[BEGIN Task inputs]

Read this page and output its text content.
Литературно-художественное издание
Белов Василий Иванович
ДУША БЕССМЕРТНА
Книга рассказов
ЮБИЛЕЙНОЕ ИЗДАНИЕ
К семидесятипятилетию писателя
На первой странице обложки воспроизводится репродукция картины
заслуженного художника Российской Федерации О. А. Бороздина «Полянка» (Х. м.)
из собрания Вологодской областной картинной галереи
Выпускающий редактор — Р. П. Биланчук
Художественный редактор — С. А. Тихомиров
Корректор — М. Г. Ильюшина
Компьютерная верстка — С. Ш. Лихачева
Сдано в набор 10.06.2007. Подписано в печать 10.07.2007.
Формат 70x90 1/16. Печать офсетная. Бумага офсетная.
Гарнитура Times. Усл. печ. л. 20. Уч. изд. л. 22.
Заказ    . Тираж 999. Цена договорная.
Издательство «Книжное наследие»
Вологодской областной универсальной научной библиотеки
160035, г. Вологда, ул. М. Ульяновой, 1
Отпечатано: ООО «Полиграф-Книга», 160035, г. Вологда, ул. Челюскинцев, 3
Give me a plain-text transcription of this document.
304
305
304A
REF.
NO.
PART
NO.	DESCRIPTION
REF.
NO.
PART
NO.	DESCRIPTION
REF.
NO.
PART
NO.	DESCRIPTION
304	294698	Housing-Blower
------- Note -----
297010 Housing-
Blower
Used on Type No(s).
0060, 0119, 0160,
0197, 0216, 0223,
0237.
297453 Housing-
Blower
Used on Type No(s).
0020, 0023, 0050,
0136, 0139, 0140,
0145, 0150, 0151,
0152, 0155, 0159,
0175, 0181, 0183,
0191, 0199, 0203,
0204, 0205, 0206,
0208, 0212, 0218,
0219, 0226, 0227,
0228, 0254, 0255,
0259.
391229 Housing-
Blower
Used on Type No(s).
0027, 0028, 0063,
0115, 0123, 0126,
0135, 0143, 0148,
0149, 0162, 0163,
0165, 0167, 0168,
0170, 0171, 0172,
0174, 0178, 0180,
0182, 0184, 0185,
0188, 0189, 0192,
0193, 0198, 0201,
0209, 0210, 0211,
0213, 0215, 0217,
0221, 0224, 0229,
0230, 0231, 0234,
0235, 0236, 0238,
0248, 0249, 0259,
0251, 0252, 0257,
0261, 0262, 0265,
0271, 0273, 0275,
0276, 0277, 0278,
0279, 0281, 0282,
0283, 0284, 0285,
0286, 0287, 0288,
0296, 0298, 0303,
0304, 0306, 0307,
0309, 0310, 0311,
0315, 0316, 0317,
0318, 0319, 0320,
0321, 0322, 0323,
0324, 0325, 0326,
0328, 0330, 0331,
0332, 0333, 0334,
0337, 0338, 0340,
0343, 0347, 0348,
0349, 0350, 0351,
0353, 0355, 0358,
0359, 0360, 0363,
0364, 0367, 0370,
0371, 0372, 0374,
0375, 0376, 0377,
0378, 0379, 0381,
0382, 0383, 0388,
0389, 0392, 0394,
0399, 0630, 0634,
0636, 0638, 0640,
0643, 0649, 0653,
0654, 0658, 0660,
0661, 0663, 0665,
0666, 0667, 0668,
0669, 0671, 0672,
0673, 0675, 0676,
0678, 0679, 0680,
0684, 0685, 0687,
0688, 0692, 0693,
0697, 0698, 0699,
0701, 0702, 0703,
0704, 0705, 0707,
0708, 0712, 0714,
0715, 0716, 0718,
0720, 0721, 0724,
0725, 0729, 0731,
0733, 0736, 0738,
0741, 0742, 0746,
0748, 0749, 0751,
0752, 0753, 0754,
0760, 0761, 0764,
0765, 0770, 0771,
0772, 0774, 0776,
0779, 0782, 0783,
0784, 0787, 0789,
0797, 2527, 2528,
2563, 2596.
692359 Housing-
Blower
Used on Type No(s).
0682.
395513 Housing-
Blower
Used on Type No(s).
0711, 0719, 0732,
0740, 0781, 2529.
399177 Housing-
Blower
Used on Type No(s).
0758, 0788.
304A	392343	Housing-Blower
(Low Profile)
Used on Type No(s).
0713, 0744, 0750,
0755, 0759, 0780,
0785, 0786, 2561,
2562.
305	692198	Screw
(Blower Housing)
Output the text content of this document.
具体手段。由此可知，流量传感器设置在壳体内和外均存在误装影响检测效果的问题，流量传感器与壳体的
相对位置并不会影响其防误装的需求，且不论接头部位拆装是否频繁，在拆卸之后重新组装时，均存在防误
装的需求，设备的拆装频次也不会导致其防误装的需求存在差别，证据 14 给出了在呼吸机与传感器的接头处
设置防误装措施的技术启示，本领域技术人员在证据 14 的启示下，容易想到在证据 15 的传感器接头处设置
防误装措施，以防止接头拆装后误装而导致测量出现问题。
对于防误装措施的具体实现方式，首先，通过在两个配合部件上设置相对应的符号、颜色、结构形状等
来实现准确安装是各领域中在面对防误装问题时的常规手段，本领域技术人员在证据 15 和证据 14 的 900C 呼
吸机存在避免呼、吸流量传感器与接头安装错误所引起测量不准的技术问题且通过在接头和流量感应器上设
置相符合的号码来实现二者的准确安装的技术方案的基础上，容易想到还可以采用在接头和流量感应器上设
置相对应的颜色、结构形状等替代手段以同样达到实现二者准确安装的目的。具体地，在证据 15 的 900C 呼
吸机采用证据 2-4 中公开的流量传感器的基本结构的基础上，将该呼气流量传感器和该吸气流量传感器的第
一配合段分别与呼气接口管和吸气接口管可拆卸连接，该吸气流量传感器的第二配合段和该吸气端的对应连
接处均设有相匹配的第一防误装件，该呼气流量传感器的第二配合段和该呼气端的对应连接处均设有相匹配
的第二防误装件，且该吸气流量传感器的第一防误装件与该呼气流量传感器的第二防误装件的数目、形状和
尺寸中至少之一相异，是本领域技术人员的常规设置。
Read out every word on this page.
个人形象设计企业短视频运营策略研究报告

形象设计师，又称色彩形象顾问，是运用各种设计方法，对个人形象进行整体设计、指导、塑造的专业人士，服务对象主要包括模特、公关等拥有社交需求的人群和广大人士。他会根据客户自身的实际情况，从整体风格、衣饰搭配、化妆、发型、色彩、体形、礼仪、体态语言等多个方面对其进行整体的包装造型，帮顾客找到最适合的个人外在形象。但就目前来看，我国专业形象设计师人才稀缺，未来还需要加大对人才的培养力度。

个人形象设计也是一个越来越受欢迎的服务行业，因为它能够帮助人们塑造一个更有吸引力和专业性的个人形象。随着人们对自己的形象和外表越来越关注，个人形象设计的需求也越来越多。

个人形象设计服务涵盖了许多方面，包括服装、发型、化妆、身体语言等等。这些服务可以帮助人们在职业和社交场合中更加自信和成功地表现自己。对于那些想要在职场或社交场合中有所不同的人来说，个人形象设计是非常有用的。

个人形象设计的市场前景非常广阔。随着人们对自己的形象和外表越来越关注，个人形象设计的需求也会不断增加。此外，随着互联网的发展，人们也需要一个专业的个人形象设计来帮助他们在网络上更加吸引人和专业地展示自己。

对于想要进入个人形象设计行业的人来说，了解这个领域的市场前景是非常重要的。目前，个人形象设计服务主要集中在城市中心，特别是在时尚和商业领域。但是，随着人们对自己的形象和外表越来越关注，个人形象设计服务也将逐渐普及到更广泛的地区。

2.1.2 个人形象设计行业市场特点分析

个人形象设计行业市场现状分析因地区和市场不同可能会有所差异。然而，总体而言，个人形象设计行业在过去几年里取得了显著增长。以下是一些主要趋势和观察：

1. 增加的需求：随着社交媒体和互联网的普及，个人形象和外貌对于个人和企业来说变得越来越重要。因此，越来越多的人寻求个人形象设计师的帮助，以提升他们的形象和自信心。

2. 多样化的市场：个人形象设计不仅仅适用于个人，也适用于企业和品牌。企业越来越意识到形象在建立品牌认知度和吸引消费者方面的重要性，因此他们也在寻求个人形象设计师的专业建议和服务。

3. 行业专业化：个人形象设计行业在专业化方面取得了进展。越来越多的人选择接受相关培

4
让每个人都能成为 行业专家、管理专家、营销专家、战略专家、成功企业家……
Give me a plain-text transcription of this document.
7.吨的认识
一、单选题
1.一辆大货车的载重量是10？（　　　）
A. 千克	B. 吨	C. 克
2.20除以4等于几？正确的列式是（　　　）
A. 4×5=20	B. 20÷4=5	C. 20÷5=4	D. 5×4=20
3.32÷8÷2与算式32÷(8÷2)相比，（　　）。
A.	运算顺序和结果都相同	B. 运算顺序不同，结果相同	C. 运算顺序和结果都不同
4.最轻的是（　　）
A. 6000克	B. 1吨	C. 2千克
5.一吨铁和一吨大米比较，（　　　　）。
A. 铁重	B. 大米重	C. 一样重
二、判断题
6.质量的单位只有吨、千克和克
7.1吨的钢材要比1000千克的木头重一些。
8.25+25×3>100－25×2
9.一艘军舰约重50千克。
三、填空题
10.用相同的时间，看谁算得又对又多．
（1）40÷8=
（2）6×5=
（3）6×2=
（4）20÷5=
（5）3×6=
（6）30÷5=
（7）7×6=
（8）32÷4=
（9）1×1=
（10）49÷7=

[END Task inputs]

Problem description —
From the line containing "Read out every word on this page." through the closing line of the material above, return every line exactly and omit all others.

Complete response —
Read out every word on this page.
个人形象设计企业短视频运营策略研究报告

形象设计师，又称色彩形象顾问，是运用各种设计方法，对个人形象进行整体设计、指导、塑造的专业人士，服务对象主要包括模特、公关等拥有社交需求的人群和广大人士。他会根据客户自身的实际情况，从整体风格、衣饰搭配、化妆、发型、色彩、体形、礼仪、体态语言等多个方面对其进行整体的包装造型，帮顾客找到最适合的个人外在形象。但就目前来看，我国专业形象设计师人才稀缺，未来还需要加大对人才的培养力度。

个人形象设计也是一个越来越受欢迎的服务行业，因为它能够帮助人们塑造一个更有吸引力和专业性的个人形象。随着人们对自己的形象和外表越来越关注，个人形象设计的需求也越来越多。

个人形象设计服务涵盖了许多方面，包括服装、发型、化妆、身体语言等等。这些服务可以帮助人们在职业和社交场合中更加自信和成功地表现自己。对于那些想要在职场或社交场合中有所不同的人来说，个人形象设计是非常有用的。

个人形象设计的市场前景非常广阔。随着人们对自己的形象和外表越来越关注，个人形象设计的需求也会不断增加。此外，随着互联网的发展，人们也需要一个专业的个人形象设计来帮助他们在网络上更加吸引人和专业地展示自己。

对于想要进入个人形象设计行业的人来说，了解这个领域的市场前景是非常重要的。目前，个人形象设计服务主要集中在城市中心，特别是在时尚和商业领域。但是，随着人们对自己的形象和外表越来越关注，个人形象设计服务也将逐渐普及到更广泛的地区。

2.1.2 个人形象设计行业市场特点分析

个人形象设计行业市场现状分析因地区和市场不同可能会有所差异。然而，总体而言，个人形象设计行业在过去几年里取得了显著增长。以下是一些主要趋势和观察：

1. 增加的需求：随着社交媒体和互联网的普及，个人形象和外貌对于个人和企业来说变得越来越重要。因此，越来越多的人寻求个人形象设计师的帮助，以提升他们的形象和自信心。

2. 多样化的市场：个人形象设计不仅仅适用于个人，也适用于企业和品牌。企业越来越意识到形象在建立品牌认知度和吸引消费者方面的重要性，因此他们也在寻求个人形象设计师的专业建议和服务。

3. 行业专业化：个人形象设计行业在专业化方面取得了进展。越来越多的人选择接受相关培

4
让每个人都能成为 行业专家、管理专家、营销专家、战略专家、成功企业家……
Give me a plain-text transcription of this document.
7.吨的认识
一、单选题
1.一辆大货车的载重量是10？（　　　）
A. 千克	B. 吨	C. 克
2.20除以4等于几？正确的列式是（　　　）
A. 4×5=20	B. 20÷4=5	C. 20÷5=4	D. 5×4=20
3.32÷8÷2与算式32÷(8÷2)相比，（　　）。
A.	运算顺序和结果都相同	B. 运算顺序不同，结果相同	C. 运算顺序和结果都不同
4.最轻的是（　　）
A. 6000克	B. 1吨	C. 2千克
5.一吨铁和一吨大米比较，（　　　　）。
A. 铁重	B. 大米重	C. 一样重
二、判断题
6.质量的单位只有吨、千克和克
7.1吨的钢材要比1000千克的木头重一些。
8.25+25×3>100－25×2
9.一艘军舰约重50千克。
三、填空题
10.用相同的时间，看谁算得又对又多．
（1）40÷8=
（2）6×5=
（3）6×2=
（4）20÷5=
（5）3×6=
（6）30÷5=
（7）7×6=
（8）32÷4=
（9）1×1=
（10）49÷7=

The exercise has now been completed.